§ EXERCISE INSTRUCTIONS
Collect all lines from the listing that include the string "image".
--- start TASK INPUT ---
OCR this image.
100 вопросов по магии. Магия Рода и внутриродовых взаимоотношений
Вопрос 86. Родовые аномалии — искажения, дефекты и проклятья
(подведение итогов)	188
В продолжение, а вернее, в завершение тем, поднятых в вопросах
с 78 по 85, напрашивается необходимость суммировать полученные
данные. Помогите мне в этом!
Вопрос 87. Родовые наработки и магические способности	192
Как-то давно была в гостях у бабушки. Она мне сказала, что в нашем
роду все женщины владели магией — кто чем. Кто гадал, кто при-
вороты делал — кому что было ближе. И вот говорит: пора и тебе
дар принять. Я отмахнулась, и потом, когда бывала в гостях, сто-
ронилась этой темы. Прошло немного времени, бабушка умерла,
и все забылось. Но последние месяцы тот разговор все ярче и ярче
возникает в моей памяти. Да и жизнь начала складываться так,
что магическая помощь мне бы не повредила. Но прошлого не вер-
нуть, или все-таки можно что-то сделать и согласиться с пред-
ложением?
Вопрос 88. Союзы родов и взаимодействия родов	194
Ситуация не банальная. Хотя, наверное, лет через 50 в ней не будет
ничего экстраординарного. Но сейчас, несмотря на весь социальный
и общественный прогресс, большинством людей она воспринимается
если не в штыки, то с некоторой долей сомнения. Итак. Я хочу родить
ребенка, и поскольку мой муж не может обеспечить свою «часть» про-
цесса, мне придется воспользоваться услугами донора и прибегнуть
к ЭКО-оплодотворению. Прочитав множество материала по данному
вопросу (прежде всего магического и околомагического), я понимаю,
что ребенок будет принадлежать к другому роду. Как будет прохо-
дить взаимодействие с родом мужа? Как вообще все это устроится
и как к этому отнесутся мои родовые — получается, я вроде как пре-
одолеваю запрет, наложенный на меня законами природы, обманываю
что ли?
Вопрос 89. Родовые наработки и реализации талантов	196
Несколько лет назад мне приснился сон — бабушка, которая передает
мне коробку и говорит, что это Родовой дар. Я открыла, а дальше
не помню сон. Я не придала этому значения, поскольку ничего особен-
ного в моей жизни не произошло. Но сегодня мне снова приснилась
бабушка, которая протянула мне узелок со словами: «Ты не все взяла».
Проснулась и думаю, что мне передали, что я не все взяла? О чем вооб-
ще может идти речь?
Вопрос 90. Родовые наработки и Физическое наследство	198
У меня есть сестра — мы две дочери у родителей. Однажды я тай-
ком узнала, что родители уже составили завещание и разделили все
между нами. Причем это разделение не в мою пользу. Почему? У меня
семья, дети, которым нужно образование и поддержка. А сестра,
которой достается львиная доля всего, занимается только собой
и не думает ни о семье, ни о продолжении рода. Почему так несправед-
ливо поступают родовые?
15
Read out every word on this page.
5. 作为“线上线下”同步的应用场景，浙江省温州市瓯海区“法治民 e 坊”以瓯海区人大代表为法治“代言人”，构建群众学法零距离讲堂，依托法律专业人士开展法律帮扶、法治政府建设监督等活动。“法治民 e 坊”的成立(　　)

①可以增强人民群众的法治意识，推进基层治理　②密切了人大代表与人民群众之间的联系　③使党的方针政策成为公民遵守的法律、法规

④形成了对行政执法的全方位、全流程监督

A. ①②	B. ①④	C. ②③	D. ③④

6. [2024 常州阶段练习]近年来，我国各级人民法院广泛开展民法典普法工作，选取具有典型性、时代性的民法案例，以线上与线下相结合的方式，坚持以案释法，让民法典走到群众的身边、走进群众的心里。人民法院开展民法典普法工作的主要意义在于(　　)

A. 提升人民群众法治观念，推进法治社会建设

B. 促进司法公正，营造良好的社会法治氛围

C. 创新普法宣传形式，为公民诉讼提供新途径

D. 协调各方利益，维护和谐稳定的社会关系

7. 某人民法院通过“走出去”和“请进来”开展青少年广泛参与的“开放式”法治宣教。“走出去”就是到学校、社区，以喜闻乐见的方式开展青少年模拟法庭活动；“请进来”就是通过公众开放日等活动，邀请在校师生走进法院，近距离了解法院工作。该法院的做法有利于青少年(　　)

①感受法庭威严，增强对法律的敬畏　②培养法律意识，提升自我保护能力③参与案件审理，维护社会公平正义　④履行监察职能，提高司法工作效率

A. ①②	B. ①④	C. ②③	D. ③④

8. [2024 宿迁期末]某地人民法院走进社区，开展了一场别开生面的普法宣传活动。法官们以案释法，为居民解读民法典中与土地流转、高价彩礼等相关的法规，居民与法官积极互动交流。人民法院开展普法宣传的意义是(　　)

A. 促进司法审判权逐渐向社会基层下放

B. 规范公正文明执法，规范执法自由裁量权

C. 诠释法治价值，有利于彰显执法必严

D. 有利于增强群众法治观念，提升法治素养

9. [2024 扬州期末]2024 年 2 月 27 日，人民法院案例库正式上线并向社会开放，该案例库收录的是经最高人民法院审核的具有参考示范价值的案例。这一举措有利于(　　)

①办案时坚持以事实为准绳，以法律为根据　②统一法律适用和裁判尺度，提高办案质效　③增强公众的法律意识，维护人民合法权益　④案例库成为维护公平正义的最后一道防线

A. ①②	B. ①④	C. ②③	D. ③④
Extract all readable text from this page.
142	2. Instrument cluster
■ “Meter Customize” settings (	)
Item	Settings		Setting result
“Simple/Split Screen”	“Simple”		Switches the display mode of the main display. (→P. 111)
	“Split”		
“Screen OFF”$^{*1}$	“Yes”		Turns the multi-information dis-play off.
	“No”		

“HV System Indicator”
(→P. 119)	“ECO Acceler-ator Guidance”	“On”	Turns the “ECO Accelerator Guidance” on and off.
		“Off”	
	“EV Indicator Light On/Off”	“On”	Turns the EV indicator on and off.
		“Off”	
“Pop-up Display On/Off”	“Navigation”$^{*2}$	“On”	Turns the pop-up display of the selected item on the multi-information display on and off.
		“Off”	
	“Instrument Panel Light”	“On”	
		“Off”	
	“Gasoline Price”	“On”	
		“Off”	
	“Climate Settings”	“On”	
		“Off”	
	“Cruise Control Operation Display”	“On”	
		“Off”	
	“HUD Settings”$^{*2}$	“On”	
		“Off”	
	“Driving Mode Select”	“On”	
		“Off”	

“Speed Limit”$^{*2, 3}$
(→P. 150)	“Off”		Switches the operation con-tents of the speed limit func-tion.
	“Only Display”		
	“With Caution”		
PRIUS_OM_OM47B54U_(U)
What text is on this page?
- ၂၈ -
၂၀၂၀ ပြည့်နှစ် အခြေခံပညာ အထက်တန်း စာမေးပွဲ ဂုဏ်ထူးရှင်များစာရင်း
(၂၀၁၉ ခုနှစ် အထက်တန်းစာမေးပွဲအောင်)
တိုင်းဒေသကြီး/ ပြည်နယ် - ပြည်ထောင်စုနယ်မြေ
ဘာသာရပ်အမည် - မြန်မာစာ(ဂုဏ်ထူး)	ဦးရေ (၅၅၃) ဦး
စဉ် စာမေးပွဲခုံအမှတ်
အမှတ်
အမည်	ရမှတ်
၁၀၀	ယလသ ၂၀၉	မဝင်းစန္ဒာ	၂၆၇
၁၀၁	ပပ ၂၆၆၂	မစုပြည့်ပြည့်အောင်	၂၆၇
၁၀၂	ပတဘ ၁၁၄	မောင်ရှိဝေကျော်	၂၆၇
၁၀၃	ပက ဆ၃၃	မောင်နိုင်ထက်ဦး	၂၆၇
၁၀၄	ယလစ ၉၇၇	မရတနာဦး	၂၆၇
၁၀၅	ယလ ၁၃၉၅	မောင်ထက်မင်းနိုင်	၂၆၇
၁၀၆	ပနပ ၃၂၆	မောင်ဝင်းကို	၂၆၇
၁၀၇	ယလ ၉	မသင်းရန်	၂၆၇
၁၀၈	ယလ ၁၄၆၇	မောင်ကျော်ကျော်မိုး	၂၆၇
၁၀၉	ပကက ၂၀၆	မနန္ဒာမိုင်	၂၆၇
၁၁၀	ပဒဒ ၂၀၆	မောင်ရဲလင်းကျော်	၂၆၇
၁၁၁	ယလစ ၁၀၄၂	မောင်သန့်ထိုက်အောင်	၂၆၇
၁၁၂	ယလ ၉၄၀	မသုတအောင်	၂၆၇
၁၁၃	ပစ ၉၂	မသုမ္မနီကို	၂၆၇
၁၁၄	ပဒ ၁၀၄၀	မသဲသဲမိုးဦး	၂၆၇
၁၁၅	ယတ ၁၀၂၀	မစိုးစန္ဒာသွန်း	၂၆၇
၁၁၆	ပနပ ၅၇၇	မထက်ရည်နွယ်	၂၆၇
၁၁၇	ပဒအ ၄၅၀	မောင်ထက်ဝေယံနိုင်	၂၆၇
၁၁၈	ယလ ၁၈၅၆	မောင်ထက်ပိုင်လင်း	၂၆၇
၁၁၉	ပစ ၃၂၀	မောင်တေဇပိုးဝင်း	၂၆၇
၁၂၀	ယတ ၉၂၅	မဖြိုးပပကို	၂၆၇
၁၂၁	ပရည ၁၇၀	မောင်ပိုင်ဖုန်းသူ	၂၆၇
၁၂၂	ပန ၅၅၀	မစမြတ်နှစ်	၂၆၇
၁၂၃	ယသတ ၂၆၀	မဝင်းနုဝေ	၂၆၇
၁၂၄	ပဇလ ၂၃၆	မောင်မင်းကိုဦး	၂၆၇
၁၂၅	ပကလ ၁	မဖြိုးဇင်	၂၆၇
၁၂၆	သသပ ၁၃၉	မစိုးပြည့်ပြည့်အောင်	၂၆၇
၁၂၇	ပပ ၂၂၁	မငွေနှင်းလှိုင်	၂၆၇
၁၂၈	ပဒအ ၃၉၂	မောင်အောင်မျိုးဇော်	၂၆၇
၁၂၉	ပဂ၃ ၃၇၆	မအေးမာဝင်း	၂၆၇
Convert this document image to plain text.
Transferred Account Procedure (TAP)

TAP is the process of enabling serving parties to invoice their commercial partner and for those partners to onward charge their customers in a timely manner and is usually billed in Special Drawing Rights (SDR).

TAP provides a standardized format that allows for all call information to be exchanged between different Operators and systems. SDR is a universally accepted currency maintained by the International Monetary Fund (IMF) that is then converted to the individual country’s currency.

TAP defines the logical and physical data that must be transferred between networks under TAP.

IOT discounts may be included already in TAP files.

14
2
--- end TASK INPUT ---
§ SOLUTION FOR THIS EXERCISE
OCR this image.
Convert this document image to plain text.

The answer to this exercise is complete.